**Data supplied**
* Start *
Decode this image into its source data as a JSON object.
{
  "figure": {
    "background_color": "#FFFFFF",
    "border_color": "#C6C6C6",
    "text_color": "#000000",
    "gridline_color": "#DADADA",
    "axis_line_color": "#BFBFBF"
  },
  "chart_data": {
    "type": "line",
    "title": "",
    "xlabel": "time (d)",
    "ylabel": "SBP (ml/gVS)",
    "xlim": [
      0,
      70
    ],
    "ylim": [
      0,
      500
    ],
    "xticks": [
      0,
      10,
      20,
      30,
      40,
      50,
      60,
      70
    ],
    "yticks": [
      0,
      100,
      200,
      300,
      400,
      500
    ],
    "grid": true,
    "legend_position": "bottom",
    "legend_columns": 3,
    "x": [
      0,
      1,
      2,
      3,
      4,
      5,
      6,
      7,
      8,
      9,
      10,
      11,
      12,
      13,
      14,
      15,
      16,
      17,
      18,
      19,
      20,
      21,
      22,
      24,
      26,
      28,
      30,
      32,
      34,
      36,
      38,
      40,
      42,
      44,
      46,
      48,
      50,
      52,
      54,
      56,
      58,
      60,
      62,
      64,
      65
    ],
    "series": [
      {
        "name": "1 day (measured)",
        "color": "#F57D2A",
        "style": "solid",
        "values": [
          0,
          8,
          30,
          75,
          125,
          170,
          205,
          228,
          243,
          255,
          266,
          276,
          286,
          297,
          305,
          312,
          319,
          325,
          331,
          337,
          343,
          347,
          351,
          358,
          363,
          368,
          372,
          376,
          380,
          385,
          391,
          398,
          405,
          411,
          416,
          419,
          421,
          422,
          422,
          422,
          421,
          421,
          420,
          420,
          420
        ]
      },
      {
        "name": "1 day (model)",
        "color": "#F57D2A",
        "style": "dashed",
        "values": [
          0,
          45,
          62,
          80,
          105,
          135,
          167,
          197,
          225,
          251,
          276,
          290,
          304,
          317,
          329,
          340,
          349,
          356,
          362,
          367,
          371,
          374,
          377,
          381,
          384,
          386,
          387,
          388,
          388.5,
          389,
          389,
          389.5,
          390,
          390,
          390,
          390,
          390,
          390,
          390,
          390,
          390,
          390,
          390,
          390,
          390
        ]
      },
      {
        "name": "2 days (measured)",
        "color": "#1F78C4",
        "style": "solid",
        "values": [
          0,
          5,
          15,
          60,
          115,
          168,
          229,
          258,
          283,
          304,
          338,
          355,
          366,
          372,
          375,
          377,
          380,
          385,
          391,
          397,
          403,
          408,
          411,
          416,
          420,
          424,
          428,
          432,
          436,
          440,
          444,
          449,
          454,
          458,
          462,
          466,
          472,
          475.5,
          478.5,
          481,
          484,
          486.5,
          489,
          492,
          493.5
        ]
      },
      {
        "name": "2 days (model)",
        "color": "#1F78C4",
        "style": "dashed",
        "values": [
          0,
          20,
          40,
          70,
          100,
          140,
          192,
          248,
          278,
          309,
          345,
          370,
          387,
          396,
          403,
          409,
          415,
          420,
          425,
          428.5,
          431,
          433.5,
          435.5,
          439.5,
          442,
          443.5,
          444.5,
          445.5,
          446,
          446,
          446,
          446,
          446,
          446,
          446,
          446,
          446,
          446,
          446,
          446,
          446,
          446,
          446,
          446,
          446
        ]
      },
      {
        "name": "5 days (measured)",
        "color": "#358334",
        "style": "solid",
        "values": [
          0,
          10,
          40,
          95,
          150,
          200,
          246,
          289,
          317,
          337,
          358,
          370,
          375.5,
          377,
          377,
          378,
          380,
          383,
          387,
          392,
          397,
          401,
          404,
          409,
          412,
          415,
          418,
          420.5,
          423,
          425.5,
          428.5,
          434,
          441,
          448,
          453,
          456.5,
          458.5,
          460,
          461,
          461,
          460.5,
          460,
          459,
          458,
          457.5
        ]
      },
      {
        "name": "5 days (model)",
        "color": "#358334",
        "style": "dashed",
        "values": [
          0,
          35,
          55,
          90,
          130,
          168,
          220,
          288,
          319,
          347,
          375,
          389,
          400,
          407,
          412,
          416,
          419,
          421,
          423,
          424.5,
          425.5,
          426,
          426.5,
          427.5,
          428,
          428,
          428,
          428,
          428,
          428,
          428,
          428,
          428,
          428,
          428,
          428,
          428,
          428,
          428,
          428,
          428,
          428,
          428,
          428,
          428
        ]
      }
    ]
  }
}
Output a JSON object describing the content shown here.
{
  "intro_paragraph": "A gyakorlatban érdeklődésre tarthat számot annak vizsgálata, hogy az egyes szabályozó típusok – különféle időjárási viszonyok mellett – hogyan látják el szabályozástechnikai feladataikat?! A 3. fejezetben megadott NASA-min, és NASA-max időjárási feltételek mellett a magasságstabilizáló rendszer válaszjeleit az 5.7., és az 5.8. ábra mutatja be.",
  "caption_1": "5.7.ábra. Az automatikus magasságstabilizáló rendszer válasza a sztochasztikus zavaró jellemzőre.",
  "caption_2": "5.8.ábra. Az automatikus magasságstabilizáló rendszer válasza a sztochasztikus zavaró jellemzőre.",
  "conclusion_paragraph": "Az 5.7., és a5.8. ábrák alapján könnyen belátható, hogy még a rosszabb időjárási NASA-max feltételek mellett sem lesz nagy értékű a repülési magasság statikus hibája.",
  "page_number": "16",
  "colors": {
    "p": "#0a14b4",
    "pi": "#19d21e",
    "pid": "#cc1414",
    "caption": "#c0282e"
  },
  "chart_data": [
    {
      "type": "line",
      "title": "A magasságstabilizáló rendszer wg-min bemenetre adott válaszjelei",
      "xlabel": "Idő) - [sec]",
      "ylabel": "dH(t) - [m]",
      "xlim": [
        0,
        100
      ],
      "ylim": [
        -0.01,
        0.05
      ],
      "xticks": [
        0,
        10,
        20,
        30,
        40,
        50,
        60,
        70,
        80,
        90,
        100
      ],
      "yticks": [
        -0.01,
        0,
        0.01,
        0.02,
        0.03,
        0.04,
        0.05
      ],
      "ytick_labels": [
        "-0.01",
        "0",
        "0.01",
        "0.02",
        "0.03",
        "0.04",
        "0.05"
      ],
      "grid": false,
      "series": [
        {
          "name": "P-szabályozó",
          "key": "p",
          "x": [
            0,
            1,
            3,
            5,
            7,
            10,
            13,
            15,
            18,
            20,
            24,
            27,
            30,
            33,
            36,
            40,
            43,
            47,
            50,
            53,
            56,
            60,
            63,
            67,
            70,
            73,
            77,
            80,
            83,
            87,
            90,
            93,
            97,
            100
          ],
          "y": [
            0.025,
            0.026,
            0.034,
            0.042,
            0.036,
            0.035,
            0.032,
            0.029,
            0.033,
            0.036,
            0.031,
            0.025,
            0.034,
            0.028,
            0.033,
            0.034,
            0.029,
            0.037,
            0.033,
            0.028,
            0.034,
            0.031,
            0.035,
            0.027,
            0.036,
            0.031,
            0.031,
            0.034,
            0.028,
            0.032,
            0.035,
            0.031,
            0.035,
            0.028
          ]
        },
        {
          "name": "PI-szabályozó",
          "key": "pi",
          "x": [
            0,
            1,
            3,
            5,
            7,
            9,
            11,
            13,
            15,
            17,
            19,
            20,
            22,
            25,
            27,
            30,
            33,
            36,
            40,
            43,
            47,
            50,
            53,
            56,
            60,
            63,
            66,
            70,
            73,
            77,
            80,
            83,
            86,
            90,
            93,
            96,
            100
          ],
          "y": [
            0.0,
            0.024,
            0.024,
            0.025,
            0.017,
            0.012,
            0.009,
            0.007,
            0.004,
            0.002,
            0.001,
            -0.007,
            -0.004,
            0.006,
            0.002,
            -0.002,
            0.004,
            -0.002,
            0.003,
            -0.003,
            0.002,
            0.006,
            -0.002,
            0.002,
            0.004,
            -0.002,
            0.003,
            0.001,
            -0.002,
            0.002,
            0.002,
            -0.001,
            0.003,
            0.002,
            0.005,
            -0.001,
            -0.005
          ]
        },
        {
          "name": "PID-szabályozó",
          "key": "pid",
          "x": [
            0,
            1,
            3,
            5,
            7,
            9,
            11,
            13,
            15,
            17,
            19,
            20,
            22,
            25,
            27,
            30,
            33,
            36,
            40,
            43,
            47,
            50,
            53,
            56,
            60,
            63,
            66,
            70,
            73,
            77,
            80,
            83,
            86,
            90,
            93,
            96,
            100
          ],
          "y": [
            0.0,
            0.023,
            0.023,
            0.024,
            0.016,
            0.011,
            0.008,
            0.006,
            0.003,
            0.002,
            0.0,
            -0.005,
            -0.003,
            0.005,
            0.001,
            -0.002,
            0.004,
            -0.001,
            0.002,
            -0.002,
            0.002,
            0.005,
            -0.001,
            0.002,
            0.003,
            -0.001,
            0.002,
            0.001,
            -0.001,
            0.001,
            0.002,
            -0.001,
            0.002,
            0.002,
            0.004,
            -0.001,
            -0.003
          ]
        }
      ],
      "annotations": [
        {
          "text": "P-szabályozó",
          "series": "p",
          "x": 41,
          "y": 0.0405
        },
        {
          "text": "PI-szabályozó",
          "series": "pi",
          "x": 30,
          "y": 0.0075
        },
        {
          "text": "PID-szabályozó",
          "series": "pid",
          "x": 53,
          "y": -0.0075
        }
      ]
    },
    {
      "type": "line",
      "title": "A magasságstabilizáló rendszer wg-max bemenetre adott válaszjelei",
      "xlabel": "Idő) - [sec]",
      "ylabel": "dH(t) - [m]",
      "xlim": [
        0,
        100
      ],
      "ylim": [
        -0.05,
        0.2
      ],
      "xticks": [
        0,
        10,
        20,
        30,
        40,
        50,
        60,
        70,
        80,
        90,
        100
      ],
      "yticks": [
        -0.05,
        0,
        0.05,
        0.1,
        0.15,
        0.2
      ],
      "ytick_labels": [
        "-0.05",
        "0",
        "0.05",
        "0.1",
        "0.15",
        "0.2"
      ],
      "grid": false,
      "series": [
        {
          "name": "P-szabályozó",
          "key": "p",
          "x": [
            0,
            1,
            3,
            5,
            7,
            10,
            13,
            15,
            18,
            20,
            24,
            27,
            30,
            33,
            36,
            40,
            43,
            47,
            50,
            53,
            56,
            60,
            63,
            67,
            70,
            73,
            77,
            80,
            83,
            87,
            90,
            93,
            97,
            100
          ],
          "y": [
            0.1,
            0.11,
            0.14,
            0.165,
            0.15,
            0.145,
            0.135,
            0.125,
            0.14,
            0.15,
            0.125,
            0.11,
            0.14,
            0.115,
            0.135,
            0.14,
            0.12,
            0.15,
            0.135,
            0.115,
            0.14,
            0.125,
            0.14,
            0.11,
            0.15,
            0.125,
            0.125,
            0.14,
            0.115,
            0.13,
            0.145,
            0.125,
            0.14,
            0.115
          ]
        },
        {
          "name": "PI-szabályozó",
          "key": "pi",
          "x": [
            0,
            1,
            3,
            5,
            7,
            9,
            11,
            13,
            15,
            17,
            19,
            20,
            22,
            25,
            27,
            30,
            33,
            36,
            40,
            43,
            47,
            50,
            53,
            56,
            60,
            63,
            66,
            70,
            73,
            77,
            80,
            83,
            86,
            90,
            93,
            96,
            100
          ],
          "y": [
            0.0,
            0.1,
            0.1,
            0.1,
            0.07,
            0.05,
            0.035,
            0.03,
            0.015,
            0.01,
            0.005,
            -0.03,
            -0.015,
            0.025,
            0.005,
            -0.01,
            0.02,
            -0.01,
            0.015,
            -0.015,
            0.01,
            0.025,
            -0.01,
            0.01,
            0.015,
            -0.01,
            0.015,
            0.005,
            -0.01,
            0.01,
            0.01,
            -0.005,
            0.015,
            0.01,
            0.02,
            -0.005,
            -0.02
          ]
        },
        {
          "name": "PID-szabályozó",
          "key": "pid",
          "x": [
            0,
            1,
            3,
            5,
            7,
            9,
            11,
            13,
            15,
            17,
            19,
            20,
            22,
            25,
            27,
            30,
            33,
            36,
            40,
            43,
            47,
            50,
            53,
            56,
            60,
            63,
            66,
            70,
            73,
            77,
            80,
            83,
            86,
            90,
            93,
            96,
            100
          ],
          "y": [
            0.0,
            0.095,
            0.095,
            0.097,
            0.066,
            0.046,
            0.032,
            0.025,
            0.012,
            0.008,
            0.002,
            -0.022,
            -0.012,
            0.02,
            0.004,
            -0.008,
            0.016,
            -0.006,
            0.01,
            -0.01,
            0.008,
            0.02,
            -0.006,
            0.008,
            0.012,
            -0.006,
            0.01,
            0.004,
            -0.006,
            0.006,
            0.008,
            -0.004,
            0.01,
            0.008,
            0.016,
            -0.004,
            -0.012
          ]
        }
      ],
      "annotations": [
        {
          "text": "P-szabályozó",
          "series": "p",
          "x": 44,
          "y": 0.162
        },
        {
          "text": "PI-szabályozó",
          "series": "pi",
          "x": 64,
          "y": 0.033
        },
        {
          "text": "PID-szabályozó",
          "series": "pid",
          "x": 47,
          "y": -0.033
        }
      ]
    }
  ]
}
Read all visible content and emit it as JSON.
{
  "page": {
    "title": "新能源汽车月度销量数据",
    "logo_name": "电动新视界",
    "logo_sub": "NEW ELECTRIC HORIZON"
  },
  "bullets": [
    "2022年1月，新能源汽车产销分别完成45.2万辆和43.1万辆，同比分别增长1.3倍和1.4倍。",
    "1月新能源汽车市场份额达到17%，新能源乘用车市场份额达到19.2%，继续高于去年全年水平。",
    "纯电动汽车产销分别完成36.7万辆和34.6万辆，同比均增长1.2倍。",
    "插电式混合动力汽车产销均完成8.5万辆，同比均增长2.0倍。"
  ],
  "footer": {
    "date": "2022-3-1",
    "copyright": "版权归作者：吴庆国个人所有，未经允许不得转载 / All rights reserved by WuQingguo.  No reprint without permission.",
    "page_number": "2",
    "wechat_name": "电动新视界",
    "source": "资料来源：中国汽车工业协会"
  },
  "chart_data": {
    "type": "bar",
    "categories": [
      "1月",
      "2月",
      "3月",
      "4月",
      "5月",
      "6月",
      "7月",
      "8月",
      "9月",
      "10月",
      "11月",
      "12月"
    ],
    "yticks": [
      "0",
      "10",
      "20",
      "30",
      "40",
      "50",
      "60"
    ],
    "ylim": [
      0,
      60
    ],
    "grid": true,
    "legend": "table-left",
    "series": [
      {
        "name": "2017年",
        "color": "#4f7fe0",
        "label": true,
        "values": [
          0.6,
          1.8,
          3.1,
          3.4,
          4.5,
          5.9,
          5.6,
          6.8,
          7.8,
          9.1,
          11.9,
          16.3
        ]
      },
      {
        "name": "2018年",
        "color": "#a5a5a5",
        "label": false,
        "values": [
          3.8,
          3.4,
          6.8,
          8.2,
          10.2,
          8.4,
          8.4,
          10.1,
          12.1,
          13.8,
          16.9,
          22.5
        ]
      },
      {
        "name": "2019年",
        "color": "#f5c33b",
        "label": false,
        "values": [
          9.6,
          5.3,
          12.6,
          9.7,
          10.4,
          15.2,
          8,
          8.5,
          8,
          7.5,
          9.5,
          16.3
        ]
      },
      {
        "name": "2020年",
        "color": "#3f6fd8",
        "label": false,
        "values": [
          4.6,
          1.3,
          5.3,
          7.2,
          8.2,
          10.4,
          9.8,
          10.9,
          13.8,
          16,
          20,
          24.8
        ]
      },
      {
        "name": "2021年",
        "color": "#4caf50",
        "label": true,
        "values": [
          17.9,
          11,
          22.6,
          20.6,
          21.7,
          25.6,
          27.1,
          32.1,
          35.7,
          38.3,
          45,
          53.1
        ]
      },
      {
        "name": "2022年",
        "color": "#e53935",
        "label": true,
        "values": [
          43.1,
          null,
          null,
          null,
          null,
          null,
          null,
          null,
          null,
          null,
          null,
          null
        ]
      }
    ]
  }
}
* End *
**Work to complete**
Read the entries above, then pull out the lines that include "measured".

**Answer to the exercise**
        "name": "1 day (measured)",
        "name": "2 days (measured)",
        "name": "5 days (measured)",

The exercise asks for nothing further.